> _WRITTEN TASK_: Format the material below as a JSON list of strings, one string per line, skipping blank lines. Start at the very first line of the material and stop after the line that contains "tab-info[interactable]: Info <box>279", including that line.

> _ENTRIES_:
####################
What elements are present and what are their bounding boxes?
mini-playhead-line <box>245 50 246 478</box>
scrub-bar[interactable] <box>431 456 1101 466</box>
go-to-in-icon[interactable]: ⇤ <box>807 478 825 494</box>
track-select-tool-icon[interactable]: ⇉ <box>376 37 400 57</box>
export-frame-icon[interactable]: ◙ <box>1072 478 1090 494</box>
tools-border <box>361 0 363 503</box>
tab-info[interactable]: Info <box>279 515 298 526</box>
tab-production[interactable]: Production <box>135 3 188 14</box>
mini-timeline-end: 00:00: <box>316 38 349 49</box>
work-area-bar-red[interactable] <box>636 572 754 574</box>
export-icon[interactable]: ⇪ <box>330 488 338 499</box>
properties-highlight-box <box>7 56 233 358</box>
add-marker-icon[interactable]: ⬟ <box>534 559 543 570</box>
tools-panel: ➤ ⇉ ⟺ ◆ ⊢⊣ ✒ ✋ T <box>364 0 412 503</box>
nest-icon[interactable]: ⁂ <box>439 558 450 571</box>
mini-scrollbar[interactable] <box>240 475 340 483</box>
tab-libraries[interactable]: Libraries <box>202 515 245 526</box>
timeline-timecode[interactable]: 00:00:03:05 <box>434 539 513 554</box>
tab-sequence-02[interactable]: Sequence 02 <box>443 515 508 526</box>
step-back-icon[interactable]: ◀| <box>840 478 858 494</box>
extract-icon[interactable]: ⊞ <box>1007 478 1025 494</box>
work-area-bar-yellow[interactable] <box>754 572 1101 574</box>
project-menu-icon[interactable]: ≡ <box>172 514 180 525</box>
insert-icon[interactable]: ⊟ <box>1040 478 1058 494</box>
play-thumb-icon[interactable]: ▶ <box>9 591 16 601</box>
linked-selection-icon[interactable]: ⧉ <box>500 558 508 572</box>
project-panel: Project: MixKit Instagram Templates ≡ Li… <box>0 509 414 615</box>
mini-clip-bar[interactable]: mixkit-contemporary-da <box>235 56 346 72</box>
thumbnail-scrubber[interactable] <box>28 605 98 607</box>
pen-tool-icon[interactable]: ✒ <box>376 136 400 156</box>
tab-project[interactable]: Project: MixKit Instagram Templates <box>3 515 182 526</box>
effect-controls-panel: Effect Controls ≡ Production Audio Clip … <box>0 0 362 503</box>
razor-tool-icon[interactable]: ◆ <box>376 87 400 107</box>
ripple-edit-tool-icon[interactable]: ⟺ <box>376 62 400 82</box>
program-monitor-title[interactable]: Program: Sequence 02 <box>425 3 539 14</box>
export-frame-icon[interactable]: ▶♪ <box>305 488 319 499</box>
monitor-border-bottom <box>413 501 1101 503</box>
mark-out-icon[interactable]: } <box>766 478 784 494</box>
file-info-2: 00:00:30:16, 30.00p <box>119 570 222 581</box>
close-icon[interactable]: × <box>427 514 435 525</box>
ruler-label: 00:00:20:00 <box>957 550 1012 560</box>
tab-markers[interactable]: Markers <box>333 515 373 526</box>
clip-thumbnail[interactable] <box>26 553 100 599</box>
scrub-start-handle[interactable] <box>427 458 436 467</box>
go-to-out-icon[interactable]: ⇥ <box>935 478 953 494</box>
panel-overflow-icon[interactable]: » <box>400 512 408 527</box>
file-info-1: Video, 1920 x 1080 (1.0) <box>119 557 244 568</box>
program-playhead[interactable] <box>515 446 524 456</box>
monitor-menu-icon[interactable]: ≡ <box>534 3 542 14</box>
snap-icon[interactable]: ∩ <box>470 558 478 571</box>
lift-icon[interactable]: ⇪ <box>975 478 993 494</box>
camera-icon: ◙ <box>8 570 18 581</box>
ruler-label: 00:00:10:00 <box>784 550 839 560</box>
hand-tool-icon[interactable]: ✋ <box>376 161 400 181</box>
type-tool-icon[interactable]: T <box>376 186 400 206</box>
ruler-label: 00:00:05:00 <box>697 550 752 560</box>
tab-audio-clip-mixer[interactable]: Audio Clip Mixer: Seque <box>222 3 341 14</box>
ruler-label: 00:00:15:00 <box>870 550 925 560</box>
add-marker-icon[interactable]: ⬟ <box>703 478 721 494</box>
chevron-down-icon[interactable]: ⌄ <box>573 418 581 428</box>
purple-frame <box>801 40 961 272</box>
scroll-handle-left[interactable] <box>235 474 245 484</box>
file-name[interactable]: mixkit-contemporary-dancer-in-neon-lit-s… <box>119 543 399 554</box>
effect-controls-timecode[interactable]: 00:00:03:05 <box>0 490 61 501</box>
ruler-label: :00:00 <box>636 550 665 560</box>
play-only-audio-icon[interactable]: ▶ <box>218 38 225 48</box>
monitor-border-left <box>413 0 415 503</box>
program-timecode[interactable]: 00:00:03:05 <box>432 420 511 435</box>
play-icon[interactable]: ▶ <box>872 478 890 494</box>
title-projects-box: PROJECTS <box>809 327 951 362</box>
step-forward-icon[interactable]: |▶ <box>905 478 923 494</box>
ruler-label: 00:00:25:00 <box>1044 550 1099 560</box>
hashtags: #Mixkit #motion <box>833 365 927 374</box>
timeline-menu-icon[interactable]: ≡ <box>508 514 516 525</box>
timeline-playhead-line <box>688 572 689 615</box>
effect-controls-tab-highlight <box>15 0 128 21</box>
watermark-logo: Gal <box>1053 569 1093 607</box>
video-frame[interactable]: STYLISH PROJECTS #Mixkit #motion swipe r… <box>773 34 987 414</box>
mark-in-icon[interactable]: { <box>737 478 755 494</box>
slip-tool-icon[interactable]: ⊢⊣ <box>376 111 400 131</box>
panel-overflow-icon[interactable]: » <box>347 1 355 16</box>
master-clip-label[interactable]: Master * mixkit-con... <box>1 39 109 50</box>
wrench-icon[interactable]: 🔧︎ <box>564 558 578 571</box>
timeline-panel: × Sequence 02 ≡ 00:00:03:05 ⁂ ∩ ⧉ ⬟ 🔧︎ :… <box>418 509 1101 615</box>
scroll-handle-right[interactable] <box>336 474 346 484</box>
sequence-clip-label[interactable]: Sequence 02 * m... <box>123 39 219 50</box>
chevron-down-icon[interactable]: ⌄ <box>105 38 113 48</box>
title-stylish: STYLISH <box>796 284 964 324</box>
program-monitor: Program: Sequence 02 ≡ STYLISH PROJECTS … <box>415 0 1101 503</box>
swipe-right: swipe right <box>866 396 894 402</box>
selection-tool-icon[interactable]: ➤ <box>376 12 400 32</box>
####################
> _FULL RESPONSE_:
[
  "What elements are present and what are their bounding boxes?",
  "mini-playhead-line <box>245 50 246 478</box>",
  "scrub-bar[interactable] <box>431 456 1101 466</box>",
  "go-to-in-icon[interactable]: ⇤ <box>807 478 825 494</box>",
  "track-select-tool-icon[interactable]: ⇉ <box>376 37 400 57</box>",
  "export-frame-icon[interactable]: ◙ <box>1072 478 1090 494</box>",
  "tools-border <box>361 0 363 503</box>",
  "tab-info[interactable]: Info <box>279 515 298 526</box>"
]